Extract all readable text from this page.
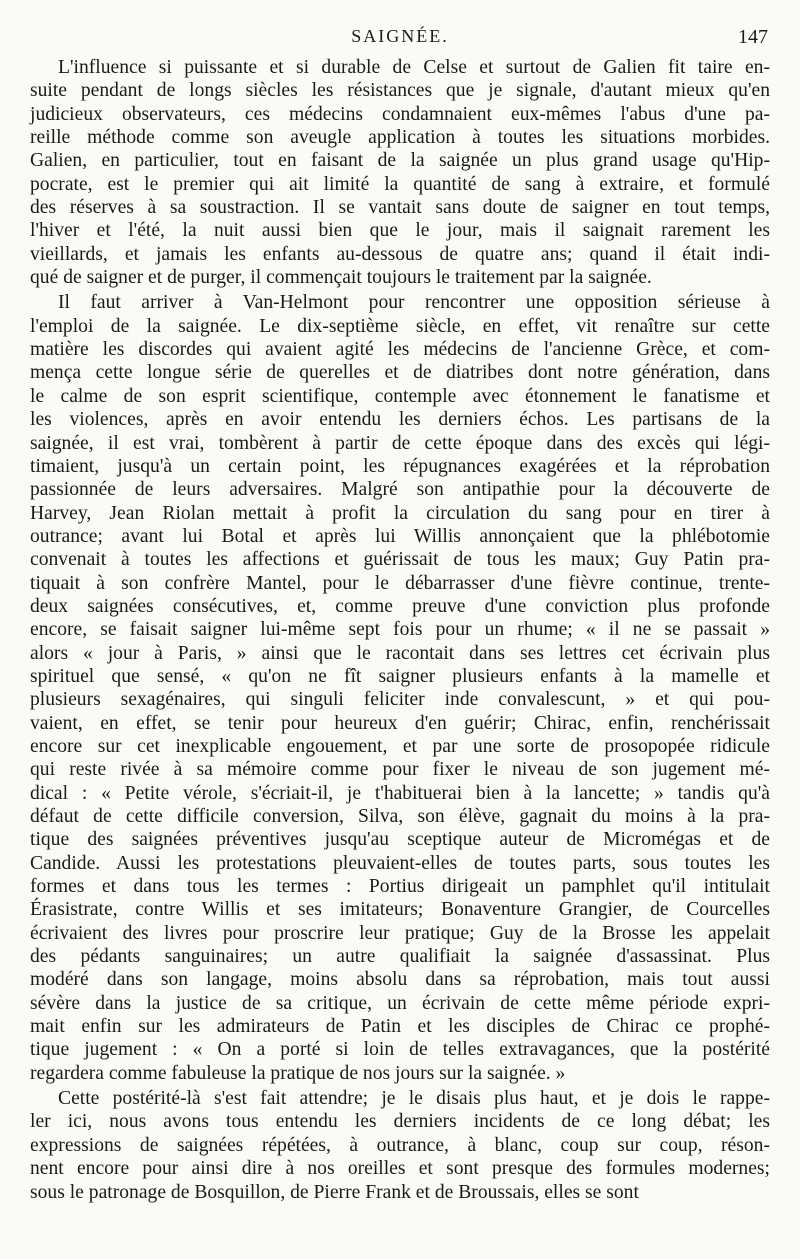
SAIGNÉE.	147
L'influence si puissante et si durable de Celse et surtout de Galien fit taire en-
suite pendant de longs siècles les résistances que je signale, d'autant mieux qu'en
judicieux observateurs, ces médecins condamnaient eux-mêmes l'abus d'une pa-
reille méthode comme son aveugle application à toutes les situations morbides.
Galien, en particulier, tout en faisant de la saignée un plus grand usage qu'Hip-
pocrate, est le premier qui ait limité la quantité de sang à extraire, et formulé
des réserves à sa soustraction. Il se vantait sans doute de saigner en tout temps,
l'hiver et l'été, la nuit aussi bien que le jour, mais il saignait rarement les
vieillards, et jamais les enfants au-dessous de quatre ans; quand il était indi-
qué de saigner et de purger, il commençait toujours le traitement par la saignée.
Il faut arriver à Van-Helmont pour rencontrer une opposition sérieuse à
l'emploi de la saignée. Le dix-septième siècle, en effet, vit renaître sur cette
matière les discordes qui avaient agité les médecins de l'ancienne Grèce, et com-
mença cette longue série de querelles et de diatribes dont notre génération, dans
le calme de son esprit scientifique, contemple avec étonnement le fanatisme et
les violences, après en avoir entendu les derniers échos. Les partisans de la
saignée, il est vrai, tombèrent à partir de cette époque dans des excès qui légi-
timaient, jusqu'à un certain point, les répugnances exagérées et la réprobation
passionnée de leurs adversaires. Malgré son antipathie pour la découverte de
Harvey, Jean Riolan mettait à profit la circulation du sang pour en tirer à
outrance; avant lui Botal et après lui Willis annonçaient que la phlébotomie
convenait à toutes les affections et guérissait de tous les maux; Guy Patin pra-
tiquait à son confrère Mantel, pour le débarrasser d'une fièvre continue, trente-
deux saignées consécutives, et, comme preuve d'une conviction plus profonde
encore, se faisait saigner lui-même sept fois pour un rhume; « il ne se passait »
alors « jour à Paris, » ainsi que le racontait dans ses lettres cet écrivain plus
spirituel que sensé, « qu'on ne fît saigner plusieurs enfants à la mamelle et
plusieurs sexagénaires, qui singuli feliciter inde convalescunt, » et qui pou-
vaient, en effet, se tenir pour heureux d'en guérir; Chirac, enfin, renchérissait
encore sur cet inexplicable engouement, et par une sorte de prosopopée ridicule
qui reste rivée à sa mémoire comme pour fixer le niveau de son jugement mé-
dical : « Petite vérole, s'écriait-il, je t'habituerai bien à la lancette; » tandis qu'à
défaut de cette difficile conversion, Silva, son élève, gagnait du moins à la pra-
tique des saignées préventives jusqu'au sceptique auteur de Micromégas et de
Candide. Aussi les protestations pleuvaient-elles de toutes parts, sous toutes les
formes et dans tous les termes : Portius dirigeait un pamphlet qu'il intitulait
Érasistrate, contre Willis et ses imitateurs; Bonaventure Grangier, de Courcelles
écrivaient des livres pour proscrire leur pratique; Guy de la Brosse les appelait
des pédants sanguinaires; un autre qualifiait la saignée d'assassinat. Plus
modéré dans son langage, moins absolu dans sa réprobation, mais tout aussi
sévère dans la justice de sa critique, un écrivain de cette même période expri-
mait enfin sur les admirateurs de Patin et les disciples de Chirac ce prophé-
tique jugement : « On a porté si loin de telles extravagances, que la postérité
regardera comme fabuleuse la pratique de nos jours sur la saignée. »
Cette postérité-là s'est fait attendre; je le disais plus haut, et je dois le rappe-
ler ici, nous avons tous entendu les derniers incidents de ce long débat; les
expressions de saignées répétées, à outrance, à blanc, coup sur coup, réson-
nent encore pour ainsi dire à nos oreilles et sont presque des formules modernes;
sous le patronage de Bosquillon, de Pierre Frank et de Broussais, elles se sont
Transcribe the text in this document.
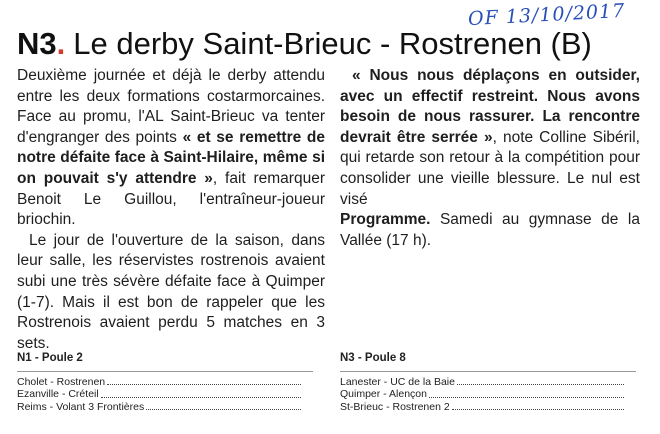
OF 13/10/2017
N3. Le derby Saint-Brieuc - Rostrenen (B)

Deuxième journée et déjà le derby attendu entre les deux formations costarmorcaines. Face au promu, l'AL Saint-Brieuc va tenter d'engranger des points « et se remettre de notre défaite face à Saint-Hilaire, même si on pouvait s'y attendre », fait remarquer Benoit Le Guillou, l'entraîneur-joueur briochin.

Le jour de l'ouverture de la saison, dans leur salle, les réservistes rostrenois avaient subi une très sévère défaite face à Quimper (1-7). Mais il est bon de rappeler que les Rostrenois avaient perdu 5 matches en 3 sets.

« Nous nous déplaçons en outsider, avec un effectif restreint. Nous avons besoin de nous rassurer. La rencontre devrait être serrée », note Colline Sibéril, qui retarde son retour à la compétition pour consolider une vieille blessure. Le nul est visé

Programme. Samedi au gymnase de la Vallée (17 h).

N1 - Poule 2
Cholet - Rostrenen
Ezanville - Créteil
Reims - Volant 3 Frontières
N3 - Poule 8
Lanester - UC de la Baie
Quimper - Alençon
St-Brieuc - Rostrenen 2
+ + + + +
Search the data for the string "jusqu". List each line that has it.

◆ **TASK OUTPUT**
timaient, jusqu'à un certain point, les répugnances exagérées et la réprobation
tique des saignées préventives jusqu'au sceptique auteur de Micromégas et de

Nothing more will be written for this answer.